■ Problem requirements: Gather up every line that includes the string "thiếu".

— Start Dataset rows —

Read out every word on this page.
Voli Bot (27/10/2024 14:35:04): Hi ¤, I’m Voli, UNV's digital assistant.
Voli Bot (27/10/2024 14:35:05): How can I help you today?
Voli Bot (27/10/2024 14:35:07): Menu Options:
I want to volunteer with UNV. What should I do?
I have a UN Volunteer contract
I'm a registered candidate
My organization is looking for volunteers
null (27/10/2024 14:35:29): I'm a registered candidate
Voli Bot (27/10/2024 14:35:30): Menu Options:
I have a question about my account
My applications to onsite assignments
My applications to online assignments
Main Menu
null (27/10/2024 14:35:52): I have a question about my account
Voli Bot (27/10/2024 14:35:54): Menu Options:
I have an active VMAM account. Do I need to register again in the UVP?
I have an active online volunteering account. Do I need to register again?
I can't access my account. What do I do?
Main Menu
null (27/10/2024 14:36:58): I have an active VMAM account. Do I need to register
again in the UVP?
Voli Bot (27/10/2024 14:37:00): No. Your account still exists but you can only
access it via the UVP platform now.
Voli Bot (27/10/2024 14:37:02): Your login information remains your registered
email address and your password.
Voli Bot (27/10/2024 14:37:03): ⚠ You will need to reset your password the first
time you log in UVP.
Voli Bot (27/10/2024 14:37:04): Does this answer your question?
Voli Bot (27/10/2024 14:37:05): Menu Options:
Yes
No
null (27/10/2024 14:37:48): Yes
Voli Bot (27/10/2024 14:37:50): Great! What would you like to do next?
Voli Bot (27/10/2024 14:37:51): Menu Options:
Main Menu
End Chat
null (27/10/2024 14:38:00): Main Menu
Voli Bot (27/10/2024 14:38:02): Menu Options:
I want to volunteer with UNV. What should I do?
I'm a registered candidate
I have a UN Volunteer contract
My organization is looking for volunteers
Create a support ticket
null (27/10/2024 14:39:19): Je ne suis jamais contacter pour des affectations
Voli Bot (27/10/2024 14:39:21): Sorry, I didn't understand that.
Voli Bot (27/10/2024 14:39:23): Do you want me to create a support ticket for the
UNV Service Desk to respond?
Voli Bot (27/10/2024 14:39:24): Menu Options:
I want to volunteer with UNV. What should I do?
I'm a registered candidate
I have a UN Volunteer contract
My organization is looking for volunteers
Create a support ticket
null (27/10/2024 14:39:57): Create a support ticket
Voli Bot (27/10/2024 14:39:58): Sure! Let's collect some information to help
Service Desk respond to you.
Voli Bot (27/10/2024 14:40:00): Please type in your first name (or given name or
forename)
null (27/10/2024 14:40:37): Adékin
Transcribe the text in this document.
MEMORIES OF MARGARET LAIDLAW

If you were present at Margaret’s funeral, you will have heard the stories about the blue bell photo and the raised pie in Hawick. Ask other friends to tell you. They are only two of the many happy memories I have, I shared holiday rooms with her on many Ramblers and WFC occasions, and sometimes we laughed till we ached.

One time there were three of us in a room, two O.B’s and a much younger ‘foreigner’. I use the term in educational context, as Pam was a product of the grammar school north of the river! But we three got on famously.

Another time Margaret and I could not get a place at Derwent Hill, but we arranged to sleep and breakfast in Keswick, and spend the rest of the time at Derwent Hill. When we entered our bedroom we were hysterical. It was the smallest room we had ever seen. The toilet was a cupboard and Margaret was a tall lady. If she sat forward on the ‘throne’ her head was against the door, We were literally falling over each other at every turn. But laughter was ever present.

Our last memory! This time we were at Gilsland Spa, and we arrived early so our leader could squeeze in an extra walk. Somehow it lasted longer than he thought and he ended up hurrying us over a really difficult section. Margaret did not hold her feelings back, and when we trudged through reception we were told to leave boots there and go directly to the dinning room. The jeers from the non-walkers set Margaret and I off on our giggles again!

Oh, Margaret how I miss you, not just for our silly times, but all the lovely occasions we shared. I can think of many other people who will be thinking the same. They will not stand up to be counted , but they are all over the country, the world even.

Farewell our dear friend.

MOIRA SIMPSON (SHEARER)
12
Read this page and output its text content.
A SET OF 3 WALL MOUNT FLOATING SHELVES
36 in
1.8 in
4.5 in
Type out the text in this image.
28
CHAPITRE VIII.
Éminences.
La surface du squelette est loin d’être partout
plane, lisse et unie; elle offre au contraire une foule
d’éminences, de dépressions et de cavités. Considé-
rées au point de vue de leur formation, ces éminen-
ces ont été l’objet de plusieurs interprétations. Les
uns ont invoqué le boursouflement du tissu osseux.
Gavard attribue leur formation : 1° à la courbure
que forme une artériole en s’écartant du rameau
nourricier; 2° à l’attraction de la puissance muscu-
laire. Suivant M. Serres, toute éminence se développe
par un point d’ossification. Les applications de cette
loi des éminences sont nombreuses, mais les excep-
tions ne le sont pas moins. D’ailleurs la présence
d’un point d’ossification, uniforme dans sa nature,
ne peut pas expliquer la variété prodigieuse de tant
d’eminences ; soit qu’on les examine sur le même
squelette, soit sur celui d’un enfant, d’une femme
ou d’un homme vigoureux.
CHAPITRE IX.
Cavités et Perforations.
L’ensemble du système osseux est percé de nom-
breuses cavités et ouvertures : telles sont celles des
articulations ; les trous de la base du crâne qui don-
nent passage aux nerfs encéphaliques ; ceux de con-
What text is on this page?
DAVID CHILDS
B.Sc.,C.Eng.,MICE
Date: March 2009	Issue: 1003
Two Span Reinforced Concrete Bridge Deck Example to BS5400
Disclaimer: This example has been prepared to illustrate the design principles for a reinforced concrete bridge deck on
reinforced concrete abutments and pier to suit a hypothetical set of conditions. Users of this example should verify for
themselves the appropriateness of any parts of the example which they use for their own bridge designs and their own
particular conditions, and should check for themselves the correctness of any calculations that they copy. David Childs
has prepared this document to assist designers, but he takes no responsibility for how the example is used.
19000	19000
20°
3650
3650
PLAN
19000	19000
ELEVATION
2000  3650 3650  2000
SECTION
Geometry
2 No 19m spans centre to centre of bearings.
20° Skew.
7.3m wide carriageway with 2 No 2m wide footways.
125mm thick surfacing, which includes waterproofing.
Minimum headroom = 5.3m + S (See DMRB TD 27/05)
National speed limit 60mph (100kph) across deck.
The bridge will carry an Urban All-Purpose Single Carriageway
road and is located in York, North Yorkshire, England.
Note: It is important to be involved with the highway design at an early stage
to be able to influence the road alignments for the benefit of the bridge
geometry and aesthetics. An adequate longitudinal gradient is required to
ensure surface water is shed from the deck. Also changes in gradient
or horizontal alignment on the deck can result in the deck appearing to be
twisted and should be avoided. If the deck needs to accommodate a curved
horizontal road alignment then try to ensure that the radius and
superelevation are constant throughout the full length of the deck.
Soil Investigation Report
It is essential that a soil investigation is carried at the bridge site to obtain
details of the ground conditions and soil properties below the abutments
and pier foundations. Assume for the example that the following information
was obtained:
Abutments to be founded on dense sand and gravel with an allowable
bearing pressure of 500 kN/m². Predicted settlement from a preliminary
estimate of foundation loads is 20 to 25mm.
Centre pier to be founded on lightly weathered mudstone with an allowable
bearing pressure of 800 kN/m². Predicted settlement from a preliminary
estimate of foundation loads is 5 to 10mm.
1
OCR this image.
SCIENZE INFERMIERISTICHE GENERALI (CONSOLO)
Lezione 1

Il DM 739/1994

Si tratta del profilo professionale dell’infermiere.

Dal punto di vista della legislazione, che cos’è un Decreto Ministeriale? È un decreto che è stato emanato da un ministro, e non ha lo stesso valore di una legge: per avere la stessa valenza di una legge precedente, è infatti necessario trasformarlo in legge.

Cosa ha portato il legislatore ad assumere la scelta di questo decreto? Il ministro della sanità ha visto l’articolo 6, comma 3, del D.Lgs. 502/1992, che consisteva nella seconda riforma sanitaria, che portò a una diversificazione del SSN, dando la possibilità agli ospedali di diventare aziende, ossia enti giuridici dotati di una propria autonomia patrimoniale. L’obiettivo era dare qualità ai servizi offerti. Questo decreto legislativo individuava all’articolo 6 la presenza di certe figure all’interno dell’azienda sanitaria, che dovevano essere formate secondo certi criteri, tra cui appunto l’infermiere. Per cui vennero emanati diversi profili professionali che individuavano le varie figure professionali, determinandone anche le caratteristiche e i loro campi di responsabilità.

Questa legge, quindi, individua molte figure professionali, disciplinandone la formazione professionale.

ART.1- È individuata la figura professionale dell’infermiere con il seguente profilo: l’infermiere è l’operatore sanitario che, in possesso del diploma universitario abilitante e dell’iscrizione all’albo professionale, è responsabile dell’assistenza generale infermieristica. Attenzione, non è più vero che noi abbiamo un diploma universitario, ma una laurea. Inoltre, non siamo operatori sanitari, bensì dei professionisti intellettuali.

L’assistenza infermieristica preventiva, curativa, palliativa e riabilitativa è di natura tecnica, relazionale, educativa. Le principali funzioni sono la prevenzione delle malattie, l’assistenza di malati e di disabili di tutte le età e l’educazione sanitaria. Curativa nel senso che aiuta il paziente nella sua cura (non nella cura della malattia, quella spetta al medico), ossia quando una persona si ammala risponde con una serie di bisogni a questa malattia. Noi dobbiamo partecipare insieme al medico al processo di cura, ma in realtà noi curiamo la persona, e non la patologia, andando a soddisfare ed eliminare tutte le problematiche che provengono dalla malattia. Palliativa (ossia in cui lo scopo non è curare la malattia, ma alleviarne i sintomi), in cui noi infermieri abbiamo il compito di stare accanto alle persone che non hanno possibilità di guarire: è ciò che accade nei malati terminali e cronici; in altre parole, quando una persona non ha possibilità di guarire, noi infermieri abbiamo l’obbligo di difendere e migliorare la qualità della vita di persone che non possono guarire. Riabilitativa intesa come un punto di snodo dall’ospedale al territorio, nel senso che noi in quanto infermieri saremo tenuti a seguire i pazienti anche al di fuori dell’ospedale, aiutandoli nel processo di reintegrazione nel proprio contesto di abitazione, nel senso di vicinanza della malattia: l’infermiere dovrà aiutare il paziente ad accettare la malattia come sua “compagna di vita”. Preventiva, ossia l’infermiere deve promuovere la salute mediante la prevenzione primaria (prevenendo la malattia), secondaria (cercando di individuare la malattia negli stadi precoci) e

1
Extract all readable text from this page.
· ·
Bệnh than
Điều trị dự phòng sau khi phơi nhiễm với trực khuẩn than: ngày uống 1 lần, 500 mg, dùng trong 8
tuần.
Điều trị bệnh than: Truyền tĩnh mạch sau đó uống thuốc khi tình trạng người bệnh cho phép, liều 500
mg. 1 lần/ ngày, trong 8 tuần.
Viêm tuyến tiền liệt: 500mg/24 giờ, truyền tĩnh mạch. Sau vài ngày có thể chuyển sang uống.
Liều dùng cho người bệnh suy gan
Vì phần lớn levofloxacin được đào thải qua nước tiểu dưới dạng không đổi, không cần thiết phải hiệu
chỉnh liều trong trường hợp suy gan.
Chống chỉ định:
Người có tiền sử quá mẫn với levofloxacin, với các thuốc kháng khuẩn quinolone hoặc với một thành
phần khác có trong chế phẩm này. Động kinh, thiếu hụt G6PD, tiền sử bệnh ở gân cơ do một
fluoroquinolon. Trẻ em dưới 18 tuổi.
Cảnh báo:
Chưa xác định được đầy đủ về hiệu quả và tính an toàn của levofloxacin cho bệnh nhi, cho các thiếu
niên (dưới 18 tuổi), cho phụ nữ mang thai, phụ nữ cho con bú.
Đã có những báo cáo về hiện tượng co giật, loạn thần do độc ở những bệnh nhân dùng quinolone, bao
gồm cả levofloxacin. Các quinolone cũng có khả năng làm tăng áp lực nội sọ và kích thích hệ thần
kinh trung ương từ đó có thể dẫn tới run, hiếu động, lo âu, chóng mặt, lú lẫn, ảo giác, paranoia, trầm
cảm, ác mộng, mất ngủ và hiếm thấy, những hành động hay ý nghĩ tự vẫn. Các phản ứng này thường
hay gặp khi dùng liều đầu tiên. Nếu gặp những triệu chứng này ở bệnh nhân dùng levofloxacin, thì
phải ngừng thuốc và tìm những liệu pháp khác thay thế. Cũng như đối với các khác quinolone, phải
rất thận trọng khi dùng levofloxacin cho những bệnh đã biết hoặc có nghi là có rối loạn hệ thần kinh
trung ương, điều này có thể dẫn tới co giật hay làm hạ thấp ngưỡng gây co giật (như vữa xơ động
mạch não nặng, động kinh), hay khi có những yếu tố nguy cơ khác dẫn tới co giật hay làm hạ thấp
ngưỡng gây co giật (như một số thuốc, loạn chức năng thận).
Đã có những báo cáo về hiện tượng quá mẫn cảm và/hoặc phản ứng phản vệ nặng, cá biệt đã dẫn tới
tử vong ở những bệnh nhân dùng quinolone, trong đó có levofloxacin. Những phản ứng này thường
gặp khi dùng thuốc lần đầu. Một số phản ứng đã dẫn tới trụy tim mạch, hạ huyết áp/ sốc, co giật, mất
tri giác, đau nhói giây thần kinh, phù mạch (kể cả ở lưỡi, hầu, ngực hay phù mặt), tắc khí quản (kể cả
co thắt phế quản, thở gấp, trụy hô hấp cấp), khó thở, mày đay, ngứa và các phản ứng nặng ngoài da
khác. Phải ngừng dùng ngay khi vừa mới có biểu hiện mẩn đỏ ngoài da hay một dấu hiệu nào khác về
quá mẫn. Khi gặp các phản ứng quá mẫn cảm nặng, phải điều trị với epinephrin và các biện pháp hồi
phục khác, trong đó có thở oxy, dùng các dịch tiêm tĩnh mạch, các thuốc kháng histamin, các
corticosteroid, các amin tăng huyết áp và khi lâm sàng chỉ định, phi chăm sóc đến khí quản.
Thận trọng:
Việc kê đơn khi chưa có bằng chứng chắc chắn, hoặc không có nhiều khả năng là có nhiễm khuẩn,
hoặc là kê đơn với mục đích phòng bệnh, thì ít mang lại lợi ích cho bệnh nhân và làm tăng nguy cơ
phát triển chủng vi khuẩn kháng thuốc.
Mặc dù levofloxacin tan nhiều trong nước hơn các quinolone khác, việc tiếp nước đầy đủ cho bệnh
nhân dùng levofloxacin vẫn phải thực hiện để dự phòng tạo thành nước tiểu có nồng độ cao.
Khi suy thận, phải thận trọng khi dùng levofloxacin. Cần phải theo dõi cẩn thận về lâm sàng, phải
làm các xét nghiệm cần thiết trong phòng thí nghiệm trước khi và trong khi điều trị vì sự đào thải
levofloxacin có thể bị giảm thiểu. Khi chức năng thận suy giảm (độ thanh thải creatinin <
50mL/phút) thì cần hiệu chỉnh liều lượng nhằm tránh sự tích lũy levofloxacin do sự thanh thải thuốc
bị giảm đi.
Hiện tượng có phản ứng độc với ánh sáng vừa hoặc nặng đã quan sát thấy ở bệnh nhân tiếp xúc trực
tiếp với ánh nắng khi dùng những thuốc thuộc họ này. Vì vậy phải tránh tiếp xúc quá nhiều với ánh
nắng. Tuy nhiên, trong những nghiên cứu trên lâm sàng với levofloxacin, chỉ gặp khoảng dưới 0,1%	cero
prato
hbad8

— End Dataset rows —

■ Output for this task:
phần khác có trong chế phẩm này. Động kinh, thiếu hụt G6PD, tiền sử bệnh ở gân cơ do một
Chưa xác định được đầy đủ về hiệu quả và tính an toàn của levofloxacin cho bệnh nhi, cho các thiếu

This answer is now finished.